## Exercise objective
Return the data below character for character, but leave out the pictures.

## Data for the task
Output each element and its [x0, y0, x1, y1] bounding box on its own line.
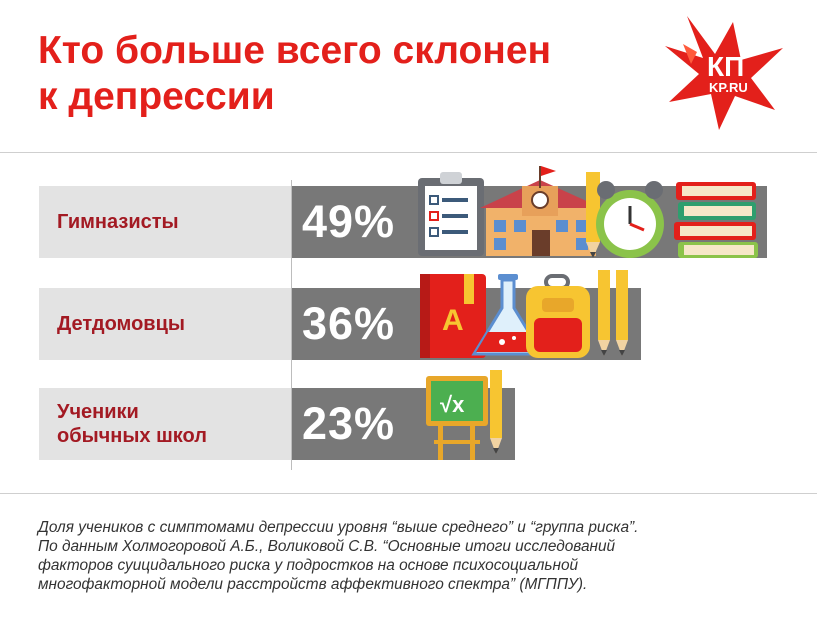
value-label-regular-school: 23% — [302, 398, 396, 449]
source-footnote: Доля учеников с симптомами депрессии уро… — [38, 518, 798, 594]
bottom-divider — [0, 493, 817, 494]
school-icon — [480, 166, 602, 256]
chalkboard-sqrt-icon: √x — [426, 376, 488, 460]
alarm-clock-icon — [596, 181, 664, 258]
title-line-1: Кто больше всего склонен — [38, 29, 552, 72]
icons-row-gymnasium — [418, 166, 758, 258]
page-title: Кто больше всего склонен к депрессии — [38, 28, 638, 120]
row-label-orphanage: Детдомовцы — [39, 288, 291, 360]
kp-logo: КП KP.RU — [665, 16, 783, 130]
backpack-icon — [526, 274, 590, 358]
book-a-icon: A — [420, 274, 486, 358]
category-label-line-2: обычных школ — [57, 425, 207, 447]
clipboard-icon — [418, 172, 484, 256]
footnote-line-2: По данным Холмогоровой А.Б., Воликовой С… — [38, 538, 616, 555]
value-label-orphanage: 36% — [302, 298, 396, 349]
row-label-gymnasium: Гимназисты — [39, 186, 291, 258]
title-line-2: к депрессии — [38, 75, 275, 118]
pencil-icon — [490, 370, 502, 454]
books-stack-icon — [674, 182, 758, 258]
logo-text-kp: КП — [707, 51, 744, 82]
chalkboard-text: √x — [440, 392, 465, 417]
category-label: Детдомовцы — [57, 313, 185, 335]
top-divider — [0, 152, 817, 153]
value-label-gymnasium: 49% — [302, 196, 396, 247]
row-label-regular-school: Ученики обычных школ — [39, 388, 291, 460]
pencils-icon — [598, 270, 628, 356]
chart-axis-line — [291, 180, 292, 470]
footnote-line-4: многофакторной модели расстройств аффект… — [38, 576, 588, 593]
icons-row-regular-school: √x — [426, 370, 502, 460]
icons-row-orphanage: A — [420, 270, 628, 358]
svg-text:A: A — [442, 304, 464, 337]
category-label-line-1: Ученики — [57, 401, 139, 423]
category-label: Ученики обычных школ — [57, 400, 207, 448]
footnote-line-1: Доля учеников с симптомами депрессии уро… — [38, 519, 639, 536]
footnote-line-3: факторов суицидального риска у подростко… — [38, 557, 579, 574]
logo-text-kpru: KP.RU — [709, 80, 748, 95]
category-label: Гимназисты — [57, 211, 179, 233]
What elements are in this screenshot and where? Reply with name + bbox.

## Completed task
Output each element and its [x0, y0, x1, y1] bounding box on its own line.
value-label-regular-school: 23% — [302, 398, 396, 449]
source-footnote: Доля учеников с симптомами депрессии уро… — [38, 518, 798, 594]
bottom-divider — [0, 493, 817, 494]
school-icon — [480, 166, 602, 256]
chalkboard-sqrt-icon: √x — [426, 376, 488, 460]
alarm-clock-icon — [596, 181, 664, 258]
title-line-1: Кто больше всего склонен — [38, 29, 552, 72]
icons-row-gymnasium — [418, 166, 758, 258]
page-title: Кто больше всего склонен к депрессии — [38, 28, 638, 120]
row-label-orphanage: Детдомовцы — [39, 288, 291, 360]
kp-logo: КП KP.RU — [665, 16, 783, 130]
backpack-icon — [526, 274, 590, 358]
book-a-icon: A — [420, 274, 486, 358]
category-label-line-2: обычных школ — [57, 425, 207, 447]
clipboard-icon — [418, 172, 484, 256]
footnote-line-2: По данным Холмогоровой А.Б., Воликовой С… — [38, 538, 616, 555]
value-label-orphanage: 36% — [302, 298, 396, 349]
row-label-gymnasium: Гимназисты — [39, 186, 291, 258]
title-line-2: к депрессии — [38, 75, 275, 118]
pencil-icon — [490, 370, 502, 454]
books-stack-icon — [674, 182, 758, 258]
logo-text-kp: КП — [707, 51, 744, 82]
chalkboard-text: √x — [440, 392, 465, 417]
category-label: Детдомовцы — [57, 313, 185, 335]
top-divider — [0, 152, 817, 153]
value-label-gymnasium: 49% — [302, 196, 396, 247]
row-label-regular-school: Ученики обычных школ — [39, 388, 291, 460]
pencils-icon — [598, 270, 628, 356]
chart-axis-line — [291, 180, 292, 470]
footnote-line-4: многофакторной модели расстройств аффект… — [38, 576, 588, 593]
icons-row-regular-school: √x — [426, 370, 502, 460]
icons-row-orphanage: A — [420, 270, 628, 358]
svg-text:A: A — [442, 304, 464, 337]
category-label-line-1: Ученики — [57, 401, 139, 423]
category-label: Ученики обычных школ — [57, 400, 207, 448]
footnote-line-1: Доля учеников с симптомами депрессии уро… — [38, 519, 639, 536]
footnote-line-3: факторов суицидального риска у подростко… — [38, 557, 579, 574]
logo-text-kpru: KP.RU — [709, 80, 748, 95]
category-label: Гимназисты — [57, 211, 179, 233]
What elements are in this screenshot and where? Reply with name + bbox.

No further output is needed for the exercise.